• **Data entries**

-- Start --

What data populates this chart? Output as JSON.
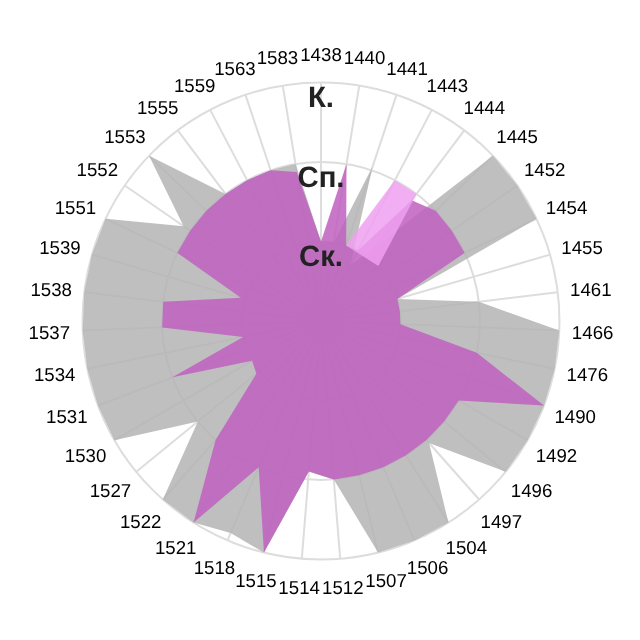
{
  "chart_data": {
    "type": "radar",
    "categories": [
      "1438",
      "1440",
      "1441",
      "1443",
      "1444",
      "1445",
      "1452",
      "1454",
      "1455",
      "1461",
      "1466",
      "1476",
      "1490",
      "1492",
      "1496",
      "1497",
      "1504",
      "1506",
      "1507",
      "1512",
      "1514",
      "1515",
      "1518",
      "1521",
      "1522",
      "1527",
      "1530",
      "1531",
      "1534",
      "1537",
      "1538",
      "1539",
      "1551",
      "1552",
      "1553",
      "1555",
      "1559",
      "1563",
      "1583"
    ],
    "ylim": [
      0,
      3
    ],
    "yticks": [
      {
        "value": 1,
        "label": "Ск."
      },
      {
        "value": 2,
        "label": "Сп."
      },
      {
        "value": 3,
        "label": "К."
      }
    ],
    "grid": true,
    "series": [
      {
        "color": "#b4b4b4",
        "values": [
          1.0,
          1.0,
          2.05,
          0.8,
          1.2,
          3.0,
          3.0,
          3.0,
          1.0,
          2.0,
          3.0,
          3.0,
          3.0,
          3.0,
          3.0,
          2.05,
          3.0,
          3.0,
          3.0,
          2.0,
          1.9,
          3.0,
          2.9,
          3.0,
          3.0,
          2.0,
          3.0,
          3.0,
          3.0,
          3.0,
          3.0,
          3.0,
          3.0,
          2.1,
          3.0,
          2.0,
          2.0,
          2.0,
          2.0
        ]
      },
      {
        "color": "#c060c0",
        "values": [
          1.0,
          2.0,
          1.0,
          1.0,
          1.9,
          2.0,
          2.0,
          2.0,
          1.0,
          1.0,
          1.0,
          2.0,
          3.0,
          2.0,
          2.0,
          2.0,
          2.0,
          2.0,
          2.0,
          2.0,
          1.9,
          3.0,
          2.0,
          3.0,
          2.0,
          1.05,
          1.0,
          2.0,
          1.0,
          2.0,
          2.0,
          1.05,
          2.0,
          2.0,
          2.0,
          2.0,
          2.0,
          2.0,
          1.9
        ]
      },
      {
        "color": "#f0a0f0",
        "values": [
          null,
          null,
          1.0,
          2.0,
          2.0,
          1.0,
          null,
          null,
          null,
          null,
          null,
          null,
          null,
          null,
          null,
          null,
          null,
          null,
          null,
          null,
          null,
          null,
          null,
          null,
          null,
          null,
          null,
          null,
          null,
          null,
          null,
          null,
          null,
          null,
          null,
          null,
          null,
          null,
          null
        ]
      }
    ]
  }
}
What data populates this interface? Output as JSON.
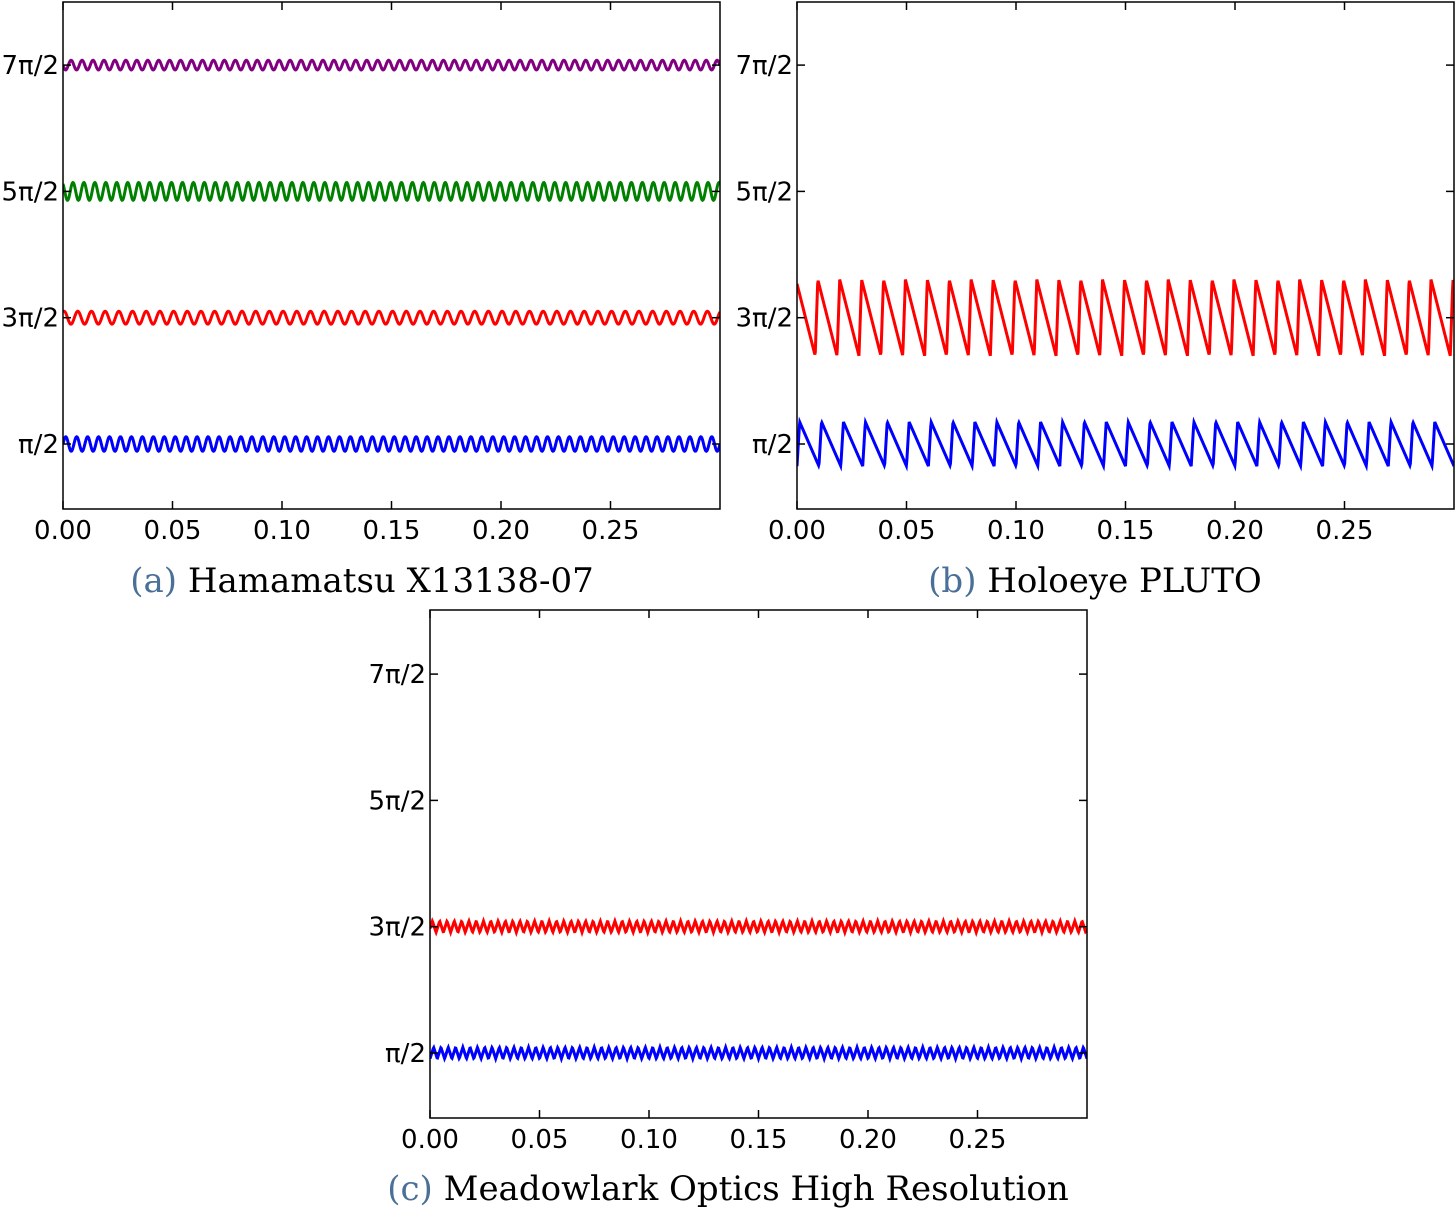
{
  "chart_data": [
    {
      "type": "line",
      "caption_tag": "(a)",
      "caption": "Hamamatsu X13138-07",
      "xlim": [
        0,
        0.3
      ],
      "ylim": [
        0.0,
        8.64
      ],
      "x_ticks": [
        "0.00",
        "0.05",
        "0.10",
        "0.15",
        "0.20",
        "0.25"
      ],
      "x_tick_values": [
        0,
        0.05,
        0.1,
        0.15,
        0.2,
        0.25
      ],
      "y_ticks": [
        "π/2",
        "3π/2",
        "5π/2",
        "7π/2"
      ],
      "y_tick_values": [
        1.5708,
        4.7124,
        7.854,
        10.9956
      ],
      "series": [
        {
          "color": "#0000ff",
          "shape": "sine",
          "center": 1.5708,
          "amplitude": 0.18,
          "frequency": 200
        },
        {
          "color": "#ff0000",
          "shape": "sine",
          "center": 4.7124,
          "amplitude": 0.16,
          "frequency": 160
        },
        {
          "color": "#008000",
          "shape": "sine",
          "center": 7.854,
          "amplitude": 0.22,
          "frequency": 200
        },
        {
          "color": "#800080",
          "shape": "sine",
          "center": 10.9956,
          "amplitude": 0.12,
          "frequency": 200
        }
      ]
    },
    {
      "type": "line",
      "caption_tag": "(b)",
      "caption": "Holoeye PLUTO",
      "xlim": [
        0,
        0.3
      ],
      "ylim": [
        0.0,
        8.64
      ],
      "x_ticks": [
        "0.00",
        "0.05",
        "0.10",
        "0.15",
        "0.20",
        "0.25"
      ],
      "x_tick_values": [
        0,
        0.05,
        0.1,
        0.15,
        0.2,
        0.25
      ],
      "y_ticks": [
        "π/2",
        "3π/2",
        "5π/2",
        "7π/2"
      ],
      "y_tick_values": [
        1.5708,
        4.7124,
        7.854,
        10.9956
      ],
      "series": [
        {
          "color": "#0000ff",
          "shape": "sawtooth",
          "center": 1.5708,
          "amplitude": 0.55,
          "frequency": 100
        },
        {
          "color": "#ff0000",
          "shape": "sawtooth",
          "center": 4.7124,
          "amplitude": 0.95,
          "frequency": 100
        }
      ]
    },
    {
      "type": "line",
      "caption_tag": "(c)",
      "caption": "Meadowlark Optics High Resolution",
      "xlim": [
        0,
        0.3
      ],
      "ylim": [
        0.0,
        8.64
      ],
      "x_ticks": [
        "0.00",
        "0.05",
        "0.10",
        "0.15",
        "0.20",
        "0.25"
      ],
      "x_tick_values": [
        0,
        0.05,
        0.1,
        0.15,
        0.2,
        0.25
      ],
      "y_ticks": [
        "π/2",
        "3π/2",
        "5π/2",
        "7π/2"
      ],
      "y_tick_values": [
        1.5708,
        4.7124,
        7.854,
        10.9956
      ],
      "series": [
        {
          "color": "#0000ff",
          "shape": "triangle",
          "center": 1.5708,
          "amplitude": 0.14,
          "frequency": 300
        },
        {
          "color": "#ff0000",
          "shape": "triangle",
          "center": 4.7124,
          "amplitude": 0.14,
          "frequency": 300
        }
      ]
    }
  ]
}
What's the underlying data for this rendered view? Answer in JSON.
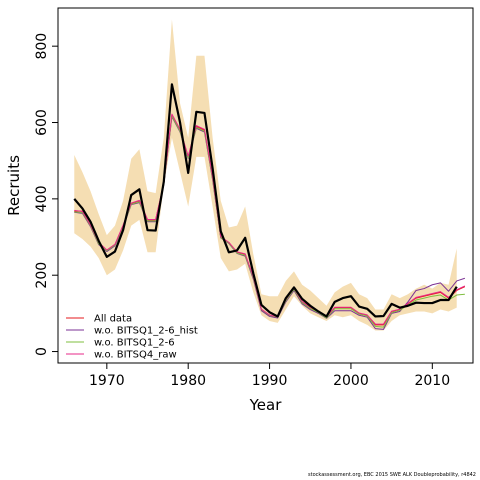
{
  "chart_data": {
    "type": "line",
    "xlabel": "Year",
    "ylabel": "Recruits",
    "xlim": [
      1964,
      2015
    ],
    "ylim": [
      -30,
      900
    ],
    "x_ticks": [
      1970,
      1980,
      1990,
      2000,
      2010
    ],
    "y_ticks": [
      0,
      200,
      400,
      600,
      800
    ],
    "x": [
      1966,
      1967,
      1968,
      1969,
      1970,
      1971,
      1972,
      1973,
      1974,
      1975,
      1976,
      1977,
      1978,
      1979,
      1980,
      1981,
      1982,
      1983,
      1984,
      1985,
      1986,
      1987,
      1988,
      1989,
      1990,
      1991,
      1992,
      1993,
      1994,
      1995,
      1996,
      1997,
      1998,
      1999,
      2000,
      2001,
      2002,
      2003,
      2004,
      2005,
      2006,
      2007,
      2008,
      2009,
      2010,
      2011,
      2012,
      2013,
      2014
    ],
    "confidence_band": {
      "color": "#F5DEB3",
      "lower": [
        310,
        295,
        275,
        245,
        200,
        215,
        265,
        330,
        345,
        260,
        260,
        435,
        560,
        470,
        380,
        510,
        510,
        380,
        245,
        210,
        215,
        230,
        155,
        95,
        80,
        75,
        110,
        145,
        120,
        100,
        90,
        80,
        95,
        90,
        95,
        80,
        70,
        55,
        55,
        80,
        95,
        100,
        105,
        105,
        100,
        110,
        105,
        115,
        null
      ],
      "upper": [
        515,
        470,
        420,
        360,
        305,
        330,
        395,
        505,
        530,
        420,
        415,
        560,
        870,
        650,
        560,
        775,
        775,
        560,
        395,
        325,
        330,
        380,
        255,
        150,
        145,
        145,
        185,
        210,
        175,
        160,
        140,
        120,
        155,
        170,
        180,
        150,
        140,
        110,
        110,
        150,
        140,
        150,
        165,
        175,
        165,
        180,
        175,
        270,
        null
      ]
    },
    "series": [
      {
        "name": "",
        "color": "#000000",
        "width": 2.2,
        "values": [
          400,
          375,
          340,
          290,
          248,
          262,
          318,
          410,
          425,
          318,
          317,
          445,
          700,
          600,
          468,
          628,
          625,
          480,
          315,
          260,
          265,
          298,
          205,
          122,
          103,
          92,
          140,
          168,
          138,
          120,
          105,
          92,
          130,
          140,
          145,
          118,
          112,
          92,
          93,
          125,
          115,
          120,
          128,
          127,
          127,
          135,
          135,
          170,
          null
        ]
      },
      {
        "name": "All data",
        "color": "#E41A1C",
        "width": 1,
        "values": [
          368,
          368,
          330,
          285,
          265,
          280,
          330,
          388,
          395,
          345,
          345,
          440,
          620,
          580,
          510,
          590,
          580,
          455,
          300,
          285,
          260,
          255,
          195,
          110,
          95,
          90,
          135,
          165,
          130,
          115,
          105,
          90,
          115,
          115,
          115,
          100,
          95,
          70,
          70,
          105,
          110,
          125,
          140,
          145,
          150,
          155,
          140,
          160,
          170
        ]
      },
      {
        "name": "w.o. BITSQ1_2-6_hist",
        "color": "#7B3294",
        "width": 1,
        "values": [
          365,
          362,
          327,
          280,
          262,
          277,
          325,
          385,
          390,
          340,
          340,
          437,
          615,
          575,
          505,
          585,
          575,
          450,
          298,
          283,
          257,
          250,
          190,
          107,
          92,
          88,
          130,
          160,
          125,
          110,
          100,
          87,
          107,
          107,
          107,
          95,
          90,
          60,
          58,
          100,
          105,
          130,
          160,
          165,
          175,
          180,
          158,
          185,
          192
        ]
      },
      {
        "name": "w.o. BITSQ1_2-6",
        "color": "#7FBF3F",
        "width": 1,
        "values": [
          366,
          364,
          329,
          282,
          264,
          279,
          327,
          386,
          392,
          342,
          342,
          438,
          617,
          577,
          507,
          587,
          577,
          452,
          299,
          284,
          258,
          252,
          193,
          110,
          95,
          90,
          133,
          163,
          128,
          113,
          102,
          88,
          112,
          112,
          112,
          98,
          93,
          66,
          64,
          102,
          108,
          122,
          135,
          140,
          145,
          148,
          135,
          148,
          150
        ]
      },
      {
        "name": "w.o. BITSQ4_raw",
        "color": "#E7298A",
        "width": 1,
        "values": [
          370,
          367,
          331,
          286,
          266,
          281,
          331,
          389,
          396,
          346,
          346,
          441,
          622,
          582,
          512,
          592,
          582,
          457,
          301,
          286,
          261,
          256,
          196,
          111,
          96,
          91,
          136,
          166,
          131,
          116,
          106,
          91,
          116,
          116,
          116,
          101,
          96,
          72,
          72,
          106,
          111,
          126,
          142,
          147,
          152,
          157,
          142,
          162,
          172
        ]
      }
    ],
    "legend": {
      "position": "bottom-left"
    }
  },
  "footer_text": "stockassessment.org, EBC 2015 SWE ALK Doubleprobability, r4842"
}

-- End --

• **Aim of the task**
Among the entries above, how many lines include the word "amplitude"? Reply with the number only.

• **Full response**
8